----- Data supplied -----

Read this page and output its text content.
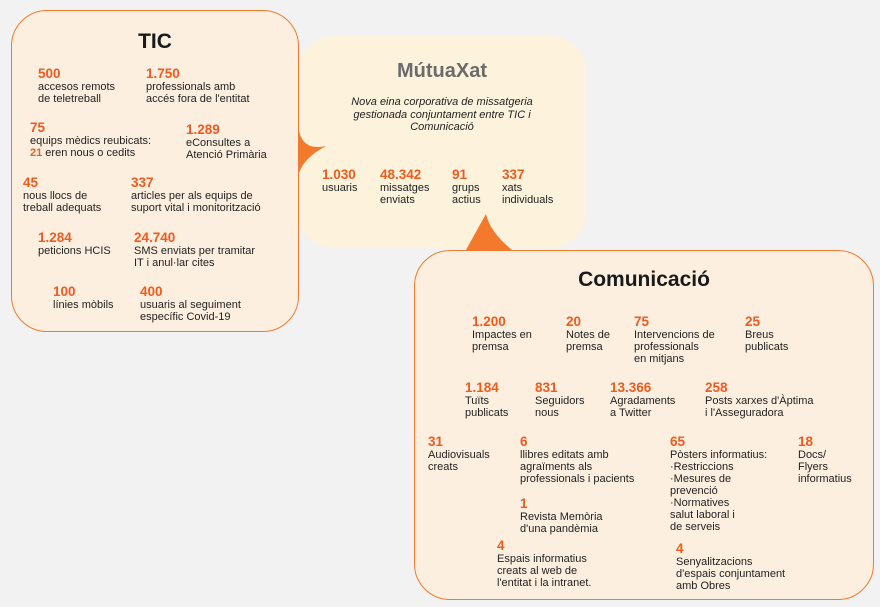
TIC
500
accesos remots
de teletreball
1.750
professionals amb
accés fora de l'entitat
75
equips mèdics reubicats:
21 eren nous o cedits
1.289
eConsultes a
Atenció Primària
45
nous llocs de
treball adequats
337
articles per als equips de
suport vital i monitorització
1.284
peticions HCIS
24.740
SMS enviats per tramitar
IT i anul·lar cites
100
línies mòbils
400
usuaris al seguiment
específic Covid-19
MútuaXat
Nova eina corporativa de missatgeria
gestionada conjuntament entre TIC i
Comunicació
1.030
usuaris
48.342
missatges
enviats
91
grups
actius
337
xats
individuals
Comunicació
1.200
Impactes en
premsa
20
Notes de
premsa
75
Intervencions de
professionals
en mitjans
25
Breus
publicats
1.184
Tuïts
publicats
831
Seguidors
nous
13.366
Agradaments
a Twitter
258
Posts xarxes d'Àptima
i l'Asseguradora
31
Audiovisuals
creats
6
llibres editats amb
agraïments als
professionals i pacients
65
Pòsters informatius:
·Restriccions
·Mesures de
prevenció
·Normatives
salut laboral i
de serveis
18
Docs/
Flyers
informatius
1
Revista Memòria
d'una pandèmia
4
Espais informatius
creats al web de
l'entitat i la intranet.
4
Senyalitzacions
d'espais conjuntament
amb Obres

-----

■ Exercise instructions:
Apart from the pictures, the entries above are to be repeated in full and exactly.

■ Correct output:
Read this page and output its text content.
TIC
500
accesos remots
de teletreball
1.750
professionals amb
accés fora de l'entitat
75
equips mèdics reubicats:
21 eren nous o cedits
1.289
eConsultes a
Atenció Primària
45
nous llocs de
treball adequats
337
articles per als equips de
suport vital i monitorització
1.284
peticions HCIS
24.740
SMS enviats per tramitar
IT i anul·lar cites
100
línies mòbils
400
usuaris al seguiment
específic Covid-19
MútuaXat
Nova eina corporativa de missatgeria
gestionada conjuntament entre TIC i
Comunicació
1.030
usuaris
48.342
missatges
enviats
91
grups
actius
337
xats
individuals
Comunicació
1.200
Impactes en
premsa
20
Notes de
premsa
75
Intervencions de
professionals
en mitjans
25
Breus
publicats
1.184
Tuïts
publicats
831
Seguidors
nous
13.366
Agradaments
a Twitter
258
Posts xarxes d'Àptima
i l'Asseguradora
31
Audiovisuals
creats
6
llibres editats amb
agraïments als
professionals i pacients
65
Pòsters informatius:
·Restriccions
·Mesures de
prevenció
·Normatives
salut laboral i
de serveis
18
Docs/
Flyers
informatius
1
Revista Memòria
d'una pandèmia
4
Espais informatius
creats al web de
l'entitat i la intranet.
4
Senyalitzacions
d'espais conjuntament
amb Obres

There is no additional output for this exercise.